State the number of lines that hold the string "object", with nothing added.

----

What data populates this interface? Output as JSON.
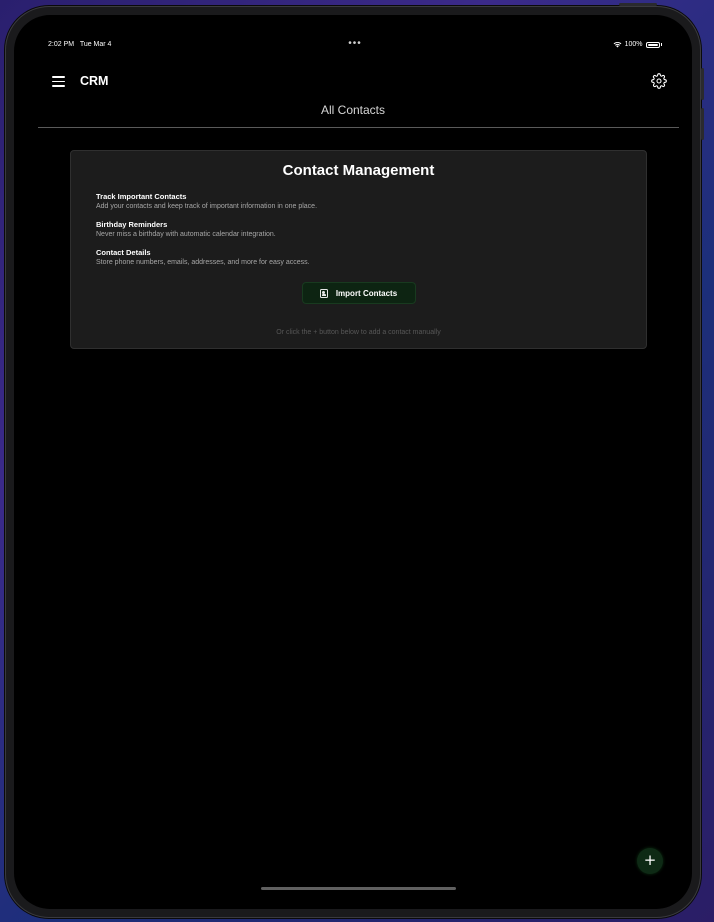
{
  "status_bar": {
    "time": "2:02 PM",
    "date": "Tue Mar 4",
    "multitask_indicator": "•••",
    "battery": "100%"
  },
  "nav": {
    "app_title": "CRM",
    "menu_icon": "hamburger-menu-icon",
    "settings_icon": "gear-icon"
  },
  "page": {
    "heading": "All Contacts"
  },
  "card": {
    "title": "Contact Management",
    "features": [
      {
        "title": "Track Important Contacts",
        "description": "Add your contacts and keep track of important information in one place."
      },
      {
        "title": "Birthday Reminders",
        "description": "Never miss a birthday with automatic calendar integration."
      },
      {
        "title": "Contact Details",
        "description": "Store phone numbers, emails, addresses, and more for easy access."
      }
    ],
    "import_button": {
      "label": "Import Contacts",
      "icon": "contact-card-icon"
    },
    "hint": "Or click the + button below to add a contact manually"
  },
  "fab": {
    "label": "+",
    "icon": "plus-icon"
  },
  "colors": {
    "background": "#000000",
    "card_background": "#1c1c1c",
    "accent_green": "#0d2412"
  }
}
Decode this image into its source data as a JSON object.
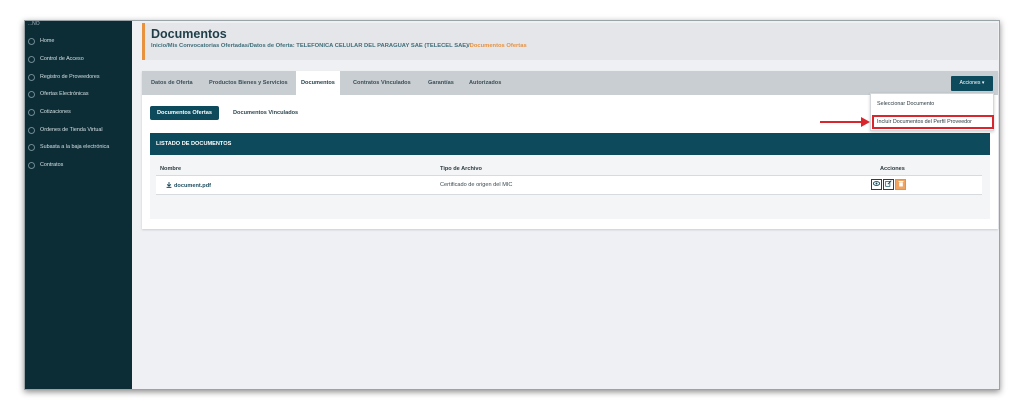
{
  "sidebar": {
    "brand": "...NO",
    "items": [
      {
        "label": "Home"
      },
      {
        "label": "Control de Acceso"
      },
      {
        "label": "Registro de Proveedores"
      },
      {
        "label": "Ofertas Electrónicas"
      },
      {
        "label": "Cotizaciones"
      },
      {
        "label": "Ordenes de Tienda Virtual"
      },
      {
        "label": "Subasta a la baja electrónica"
      },
      {
        "label": "Contratos"
      }
    ]
  },
  "header": {
    "title": "Documentos",
    "breadcrumb_trail": "Inicio/Mis Convocatorias Ofertadas/Datos de Oferta: TELEFONICA CELULAR DEL PARAGUAY SAE (TELECEL SAE)/",
    "breadcrumb_active": "Documentos Ofertas"
  },
  "tabs": [
    {
      "label": "Datos de Oferta"
    },
    {
      "label": "Productos Bienes y Servicios"
    },
    {
      "label": "Documentos"
    },
    {
      "label": "Contratos Vinculados"
    },
    {
      "label": "Garantías"
    },
    {
      "label": "Autorizados"
    }
  ],
  "actions_button": "Acciones ▾",
  "sub_tabs": [
    {
      "label": "Documentos Ofertas"
    },
    {
      "label": "Documentos Vinculados"
    }
  ],
  "dropdown": {
    "items": [
      {
        "label": "Seleccionar Documento"
      },
      {
        "label": "Incluir Documentos del Perfil Proveedor"
      }
    ]
  },
  "list": {
    "title": "LISTADO DE DOCUMENTOS",
    "columns": [
      "Nombre",
      "Tipo de Archivo",
      "Acciones"
    ],
    "rows": [
      {
        "name": "document.pdf",
        "type": "Certificado de origen del MIC"
      }
    ]
  },
  "colors": {
    "sidebar": "#0c2c36",
    "primary": "#0d4a5c",
    "accent": "#e8913f",
    "highlight": "#d9262d"
  },
  "icons": {
    "nav": "circle-icon",
    "download": "download-icon",
    "view": "eye-icon",
    "edit": "edit-icon",
    "delete": "trash-icon"
  }
}
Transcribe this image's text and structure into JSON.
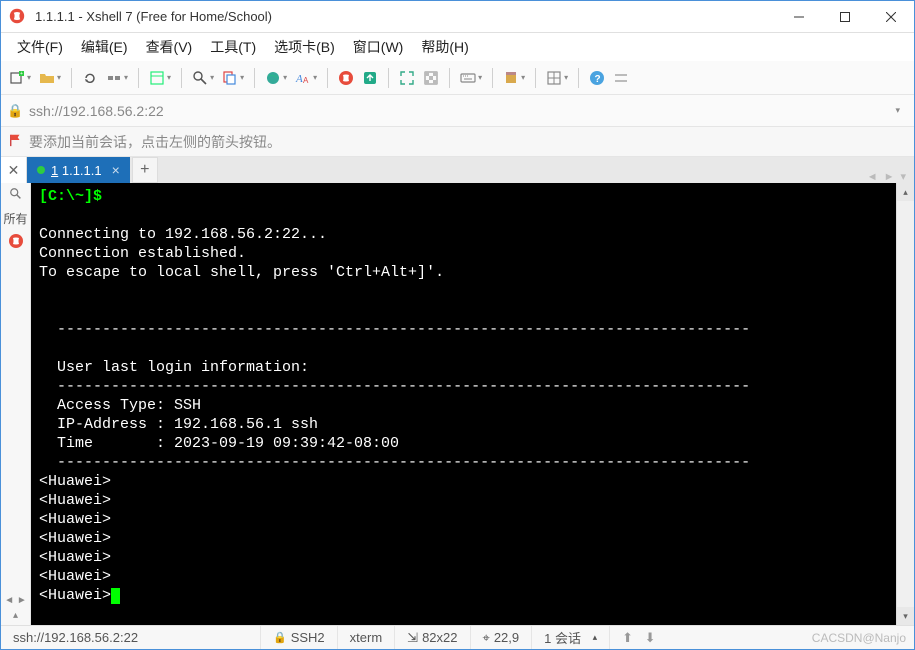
{
  "window": {
    "title": "1.1.1.1 - Xshell 7 (Free for Home/School)"
  },
  "menubar": [
    "文件(F)",
    "编辑(E)",
    "查看(V)",
    "工具(T)",
    "选项卡(B)",
    "窗口(W)",
    "帮助(H)"
  ],
  "address": {
    "url": "ssh://192.168.56.2:22"
  },
  "infobar": {
    "message": "要添加当前会话，点击左侧的箭头按钮。"
  },
  "tabs": {
    "active": {
      "num": "1",
      "label": "1.1.1.1"
    }
  },
  "left_gutter": {
    "label": "所有"
  },
  "terminal": {
    "prompt": "[C:\\~]$",
    "lines": [
      "",
      "Connecting to 192.168.56.2:22...",
      "Connection established.",
      "To escape to local shell, press 'Ctrl+Alt+]'.",
      "",
      "",
      "  -----------------------------------------------------------------------------",
      "",
      "  User last login information:",
      "  -----------------------------------------------------------------------------",
      "  Access Type: SSH",
      "  IP-Address : 192.168.56.1 ssh",
      "  Time       : 2023-09-19 09:39:42-08:00",
      "  -----------------------------------------------------------------------------",
      "<Huawei>",
      "<Huawei>",
      "<Huawei>",
      "<Huawei>",
      "<Huawei>",
      "<Huawei>"
    ],
    "current_prompt": "<Huawei>"
  },
  "statusbar": {
    "conn": "ssh://192.168.56.2:22",
    "proto": "SSH2",
    "term": "xterm",
    "size": "82x22",
    "pos": "22,9",
    "sessions": "1 会话",
    "watermark": "CACSDN@Nanjo"
  }
}
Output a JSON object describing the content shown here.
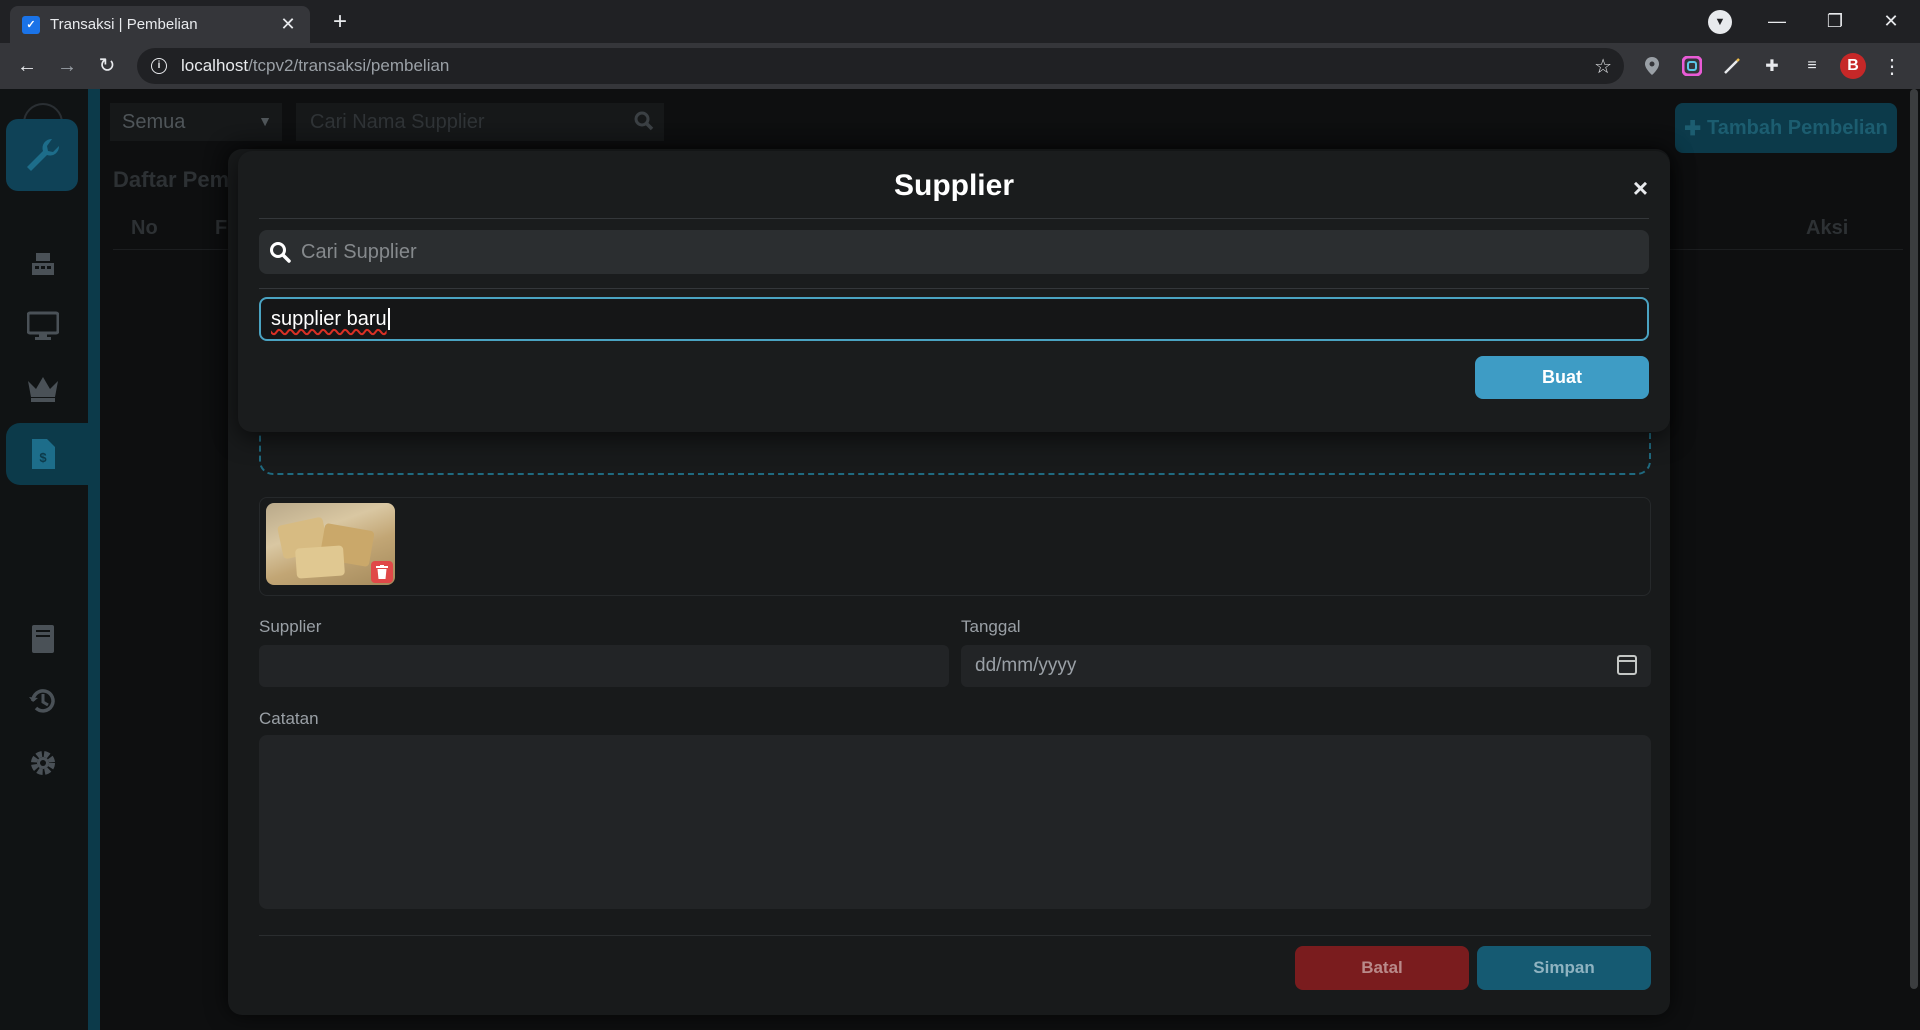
{
  "browser": {
    "tab_title": "Transaksi | Pembelian",
    "tab_close": "✕",
    "new_tab": "+",
    "url_host": "localhost",
    "url_path": "/tcpv2/transaksi/pembelian"
  },
  "page": {
    "filter_select": "Semua",
    "search_placeholder": "Cari Nama Supplier",
    "add_button": "Tambah Pembelian",
    "list_title": "Daftar Pem",
    "columns": {
      "no": "No",
      "f": "Fo",
      "aksi": "Aksi"
    }
  },
  "purchase_form": {
    "supplier_label": "Supplier",
    "date_label": "Tanggal",
    "date_placeholder": "dd/mm/yyyy",
    "notes_label": "Catatan",
    "cancel_button": "Batal",
    "save_button": "Simpan"
  },
  "supplier_modal": {
    "title": "Supplier",
    "close": "×",
    "search_placeholder": "Cari Supplier",
    "new_supplier_value": "supplier baru",
    "create_button": "Buat"
  },
  "colors": {
    "accent": "#3e9cc5",
    "danger": "#7a1c1e",
    "sidebar_active": "#0c3a4a"
  }
}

----

**RESPONSE TO THIS EXERCISE:** 2